▶ Objective
Gather from the material every line that contains the string "image".

--- start Records for this task ---

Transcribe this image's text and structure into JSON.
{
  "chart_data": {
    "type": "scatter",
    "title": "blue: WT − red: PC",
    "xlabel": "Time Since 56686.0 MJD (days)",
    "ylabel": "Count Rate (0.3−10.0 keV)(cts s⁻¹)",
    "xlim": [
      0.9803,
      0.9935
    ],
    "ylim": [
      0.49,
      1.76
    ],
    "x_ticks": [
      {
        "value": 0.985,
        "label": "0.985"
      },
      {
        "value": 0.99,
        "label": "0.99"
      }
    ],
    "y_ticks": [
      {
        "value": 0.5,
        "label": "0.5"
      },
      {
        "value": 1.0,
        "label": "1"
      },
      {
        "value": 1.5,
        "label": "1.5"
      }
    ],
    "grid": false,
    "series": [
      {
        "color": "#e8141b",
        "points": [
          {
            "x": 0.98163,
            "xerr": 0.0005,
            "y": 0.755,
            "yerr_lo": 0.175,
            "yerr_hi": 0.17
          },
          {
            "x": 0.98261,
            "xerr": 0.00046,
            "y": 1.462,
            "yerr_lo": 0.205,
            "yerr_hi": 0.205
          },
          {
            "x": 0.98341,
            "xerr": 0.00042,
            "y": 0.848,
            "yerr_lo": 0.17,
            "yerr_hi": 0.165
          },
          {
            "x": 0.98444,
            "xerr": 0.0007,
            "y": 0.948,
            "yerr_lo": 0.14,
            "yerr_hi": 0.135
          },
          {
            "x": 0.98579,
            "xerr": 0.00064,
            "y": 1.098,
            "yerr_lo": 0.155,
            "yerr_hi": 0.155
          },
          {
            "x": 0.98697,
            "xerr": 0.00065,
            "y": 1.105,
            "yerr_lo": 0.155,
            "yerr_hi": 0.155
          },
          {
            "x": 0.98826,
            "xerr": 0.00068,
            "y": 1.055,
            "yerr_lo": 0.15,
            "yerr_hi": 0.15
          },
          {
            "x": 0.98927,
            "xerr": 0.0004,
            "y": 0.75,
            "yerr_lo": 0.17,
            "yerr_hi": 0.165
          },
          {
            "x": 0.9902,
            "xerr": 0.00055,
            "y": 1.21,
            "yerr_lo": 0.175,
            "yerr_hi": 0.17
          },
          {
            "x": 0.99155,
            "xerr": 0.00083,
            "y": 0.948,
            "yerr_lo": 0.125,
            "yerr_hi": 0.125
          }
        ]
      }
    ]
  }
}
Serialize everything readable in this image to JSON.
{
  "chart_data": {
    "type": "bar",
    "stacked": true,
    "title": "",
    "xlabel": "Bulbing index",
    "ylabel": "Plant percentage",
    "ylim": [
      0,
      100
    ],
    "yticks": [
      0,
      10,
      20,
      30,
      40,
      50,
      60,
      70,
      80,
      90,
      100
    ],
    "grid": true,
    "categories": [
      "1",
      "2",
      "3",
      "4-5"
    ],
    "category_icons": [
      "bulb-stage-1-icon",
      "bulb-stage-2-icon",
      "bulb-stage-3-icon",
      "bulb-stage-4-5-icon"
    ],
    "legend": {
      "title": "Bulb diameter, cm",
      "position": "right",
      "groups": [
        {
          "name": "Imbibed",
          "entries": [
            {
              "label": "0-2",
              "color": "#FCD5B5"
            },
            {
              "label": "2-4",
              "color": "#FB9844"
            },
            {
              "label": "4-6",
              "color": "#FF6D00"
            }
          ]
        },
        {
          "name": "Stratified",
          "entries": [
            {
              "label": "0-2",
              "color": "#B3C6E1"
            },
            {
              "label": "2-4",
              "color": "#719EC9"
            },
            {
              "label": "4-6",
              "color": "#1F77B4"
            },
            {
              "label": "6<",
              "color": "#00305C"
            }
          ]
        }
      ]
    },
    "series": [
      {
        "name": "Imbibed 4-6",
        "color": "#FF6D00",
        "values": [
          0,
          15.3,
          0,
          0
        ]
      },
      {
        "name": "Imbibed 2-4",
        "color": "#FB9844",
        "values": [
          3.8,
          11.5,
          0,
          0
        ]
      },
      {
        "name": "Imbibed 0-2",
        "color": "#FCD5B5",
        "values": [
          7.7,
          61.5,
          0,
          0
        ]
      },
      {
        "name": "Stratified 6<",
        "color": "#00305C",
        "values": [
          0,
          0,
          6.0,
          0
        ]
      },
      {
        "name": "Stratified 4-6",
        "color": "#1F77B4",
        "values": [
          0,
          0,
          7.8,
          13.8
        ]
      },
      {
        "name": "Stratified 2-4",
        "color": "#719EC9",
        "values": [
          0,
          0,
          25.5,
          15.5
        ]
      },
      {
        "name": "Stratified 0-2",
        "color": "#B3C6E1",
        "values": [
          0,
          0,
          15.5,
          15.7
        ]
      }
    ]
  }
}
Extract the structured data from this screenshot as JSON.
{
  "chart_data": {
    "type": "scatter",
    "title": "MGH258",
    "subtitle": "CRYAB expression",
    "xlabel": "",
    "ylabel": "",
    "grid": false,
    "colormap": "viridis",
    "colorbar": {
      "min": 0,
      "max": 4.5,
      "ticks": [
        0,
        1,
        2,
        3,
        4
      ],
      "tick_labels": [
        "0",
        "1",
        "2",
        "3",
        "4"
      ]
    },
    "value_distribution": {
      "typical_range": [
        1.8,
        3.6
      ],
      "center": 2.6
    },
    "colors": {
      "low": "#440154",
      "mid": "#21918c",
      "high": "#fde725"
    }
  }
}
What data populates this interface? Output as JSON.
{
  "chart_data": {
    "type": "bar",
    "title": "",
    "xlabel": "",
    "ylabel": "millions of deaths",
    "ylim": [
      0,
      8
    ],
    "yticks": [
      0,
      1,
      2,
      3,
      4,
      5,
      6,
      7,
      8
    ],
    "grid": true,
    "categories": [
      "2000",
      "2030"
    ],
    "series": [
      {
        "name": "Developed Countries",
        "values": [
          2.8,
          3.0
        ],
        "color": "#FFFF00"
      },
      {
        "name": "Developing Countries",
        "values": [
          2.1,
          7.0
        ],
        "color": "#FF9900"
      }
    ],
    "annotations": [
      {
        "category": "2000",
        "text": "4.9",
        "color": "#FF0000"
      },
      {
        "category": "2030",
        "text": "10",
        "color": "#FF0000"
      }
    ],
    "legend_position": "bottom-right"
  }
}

--- end Records for this task ---

▶ Solution
Transcribe this image's text and structure into JSON.
Serialize everything readable in this image to JSON.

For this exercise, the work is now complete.